[begin SUPPLIED MATERIAL]

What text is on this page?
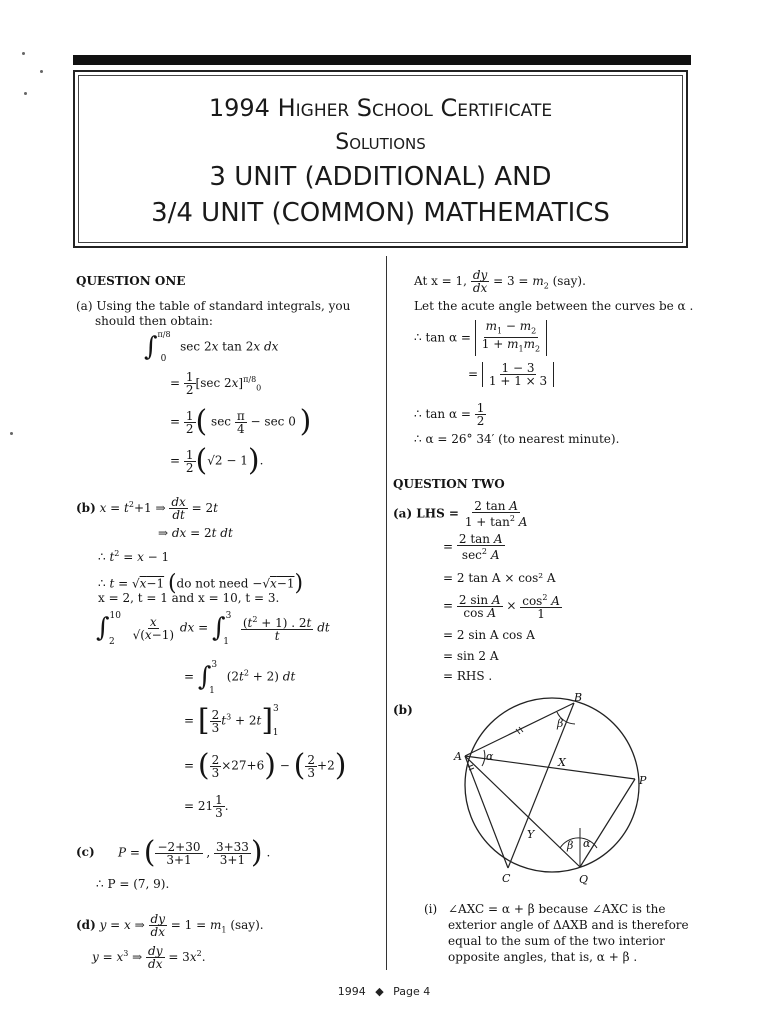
1994 Higher School Certificate
Solutions
3 UNIT (ADDITIONAL) AND
3/4 UNIT (COMMON) MATHEMATICS
QUESTION ONE
(a) Using the table of standard integrals, you
should then obtain:
∫$^{\pi/8}_0$ sec 2x tan 2x dx
= $\frac{1}{2} [\sec$ 2x]$^{\pi/8}_0$
= $\frac{1}{2}$ ( $\sec \frac{\pi}{4} - \sec 0$ )
= $\frac{1}{2} (√2 - 1)$.
(b) $x = t^2+1$ ⇒ $\frac{dx}{dt} = 2t$
⇒ dx = 2t dt
∴ $t^2 = x - 1$
∴ t = √x−1 (do not need −√x−1)
x = 2, t = 1 and x = 10, t = 3.
∫$^{10}_2$
$\frac{x}{√(x-1)}$ dx = $\int^3_1 \frac{(t^2 + 1) . 2t}{t}$ dt
= ∫$^3_1$ $(2t^2 + 2)$ dt
= [ $\frac{2}{3} t^3 + 2t]^3_1$
= ( $\frac{2}{3} \times 27+6$) − ( $\frac{2}{3} +2$)
= $21 \frac{1}{3}$ .
(c) P = ( $\frac{-2+30}{3+1}$ , $\frac{3+33}{3+1}$ ) .
∴ P = (7, 9).
(d) y = x ⇒ $\frac{dy}{dx} = 1 = m_1$ (say).
$y = x^3$ ⇒ $\frac{dy}{dx} = 3x^2$.
At x = 1, $\frac{dy}{dx} = 3 = m_2$ (say).
Let the acute angle between the curves be α .
∴ $\tan \alpha = \frac{m_1 - m_2}{1 + m_1m_2}$
= $\frac{1 - 3}{1 + 1 \times 3}$
∴ $\tan \alpha = \frac{1}{2}$
∴ α = 26° 34′ (to nearest minute).
QUESTION TWO
(a) LHS = $\frac{\text{2 tan A}}{1 + \tan^2 A}$
= $\frac{\text{2 tan A}}{\sec^2 A}$
= 2 tan A × cos² A
= $\frac{\text{2 sin A}}{\text{cos A}} \times \frac{\cos^2 A}{1}$
= 2 sin A cos A
= sin 2 A
= RHS .
(b)
A
B
C
P
Q
X
Y
α
β
β α
(i) ∠AXC = α + β because ∠AXC is the
exterior angle of ΔAXB and is therefore
equal to the sum of the two interior
opposite angles, that is, α + β .
1994 ◆ Page 4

[end SUPPLIED MATERIAL]

- **WHAT YOU WILL DO**
Omit the pictures, then quote the rest of the material above exactly.

- **ANSWER TO THIS EXERCISE**
What text is on this page?
1994 Higher School Certificate
Solutions
3 UNIT (ADDITIONAL) AND
3/4 UNIT (COMMON) MATHEMATICS
QUESTION ONE
(a) Using the table of standard integrals, you
should then obtain:
∫$^{\pi/8}_0$ sec 2x tan 2x dx
= $\frac{1}{2} [\sec$ 2x]$^{\pi/8}_0$
= $\frac{1}{2}$ ( $\sec \frac{\pi}{4} - \sec 0$ )
= $\frac{1}{2} (√2 - 1)$.
(b) $x = t^2+1$ ⇒ $\frac{dx}{dt} = 2t$
⇒ dx = 2t dt
∴ $t^2 = x - 1$
∴ t = √x−1 (do not need −√x−1)
x = 2, t = 1 and x = 10, t = 3.
∫$^{10}_2$
$\frac{x}{√(x-1)}$ dx = $\int^3_1 \frac{(t^2 + 1) . 2t}{t}$ dt
= ∫$^3_1$ $(2t^2 + 2)$ dt
= [ $\frac{2}{3} t^3 + 2t]^3_1$
= ( $\frac{2}{3} \times 27+6$) − ( $\frac{2}{3} +2$)
= $21 \frac{1}{3}$ .
(c) P = ( $\frac{-2+30}{3+1}$ , $\frac{3+33}{3+1}$ ) .
∴ P = (7, 9).
(d) y = x ⇒ $\frac{dy}{dx} = 1 = m_1$ (say).
$y = x^3$ ⇒ $\frac{dy}{dx} = 3x^2$.
At x = 1, $\frac{dy}{dx} = 3 = m_2$ (say).
Let the acute angle between the curves be α .
∴ $\tan \alpha = \frac{m_1 - m_2}{1 + m_1m_2}$
= $\frac{1 - 3}{1 + 1 \times 3}$
∴ $\tan \alpha = \frac{1}{2}$
∴ α = 26° 34′ (to nearest minute).
QUESTION TWO
(a) LHS = $\frac{\text{2 tan A}}{1 + \tan^2 A}$
= $\frac{\text{2 tan A}}{\sec^2 A}$
= 2 tan A × cos² A
= $\frac{\text{2 sin A}}{\text{cos A}} \times \frac{\cos^2 A}{1}$
= 2 sin A cos A
= sin 2 A
= RHS .
(b)
A
B
C
P
Q
X
Y
α
β
β α
(i) ∠AXC = α + β because ∠AXC is the
exterior angle of ΔAXB and is therefore
equal to the sum of the two interior
opposite angles, that is, α + β .
1994 ◆ Page 4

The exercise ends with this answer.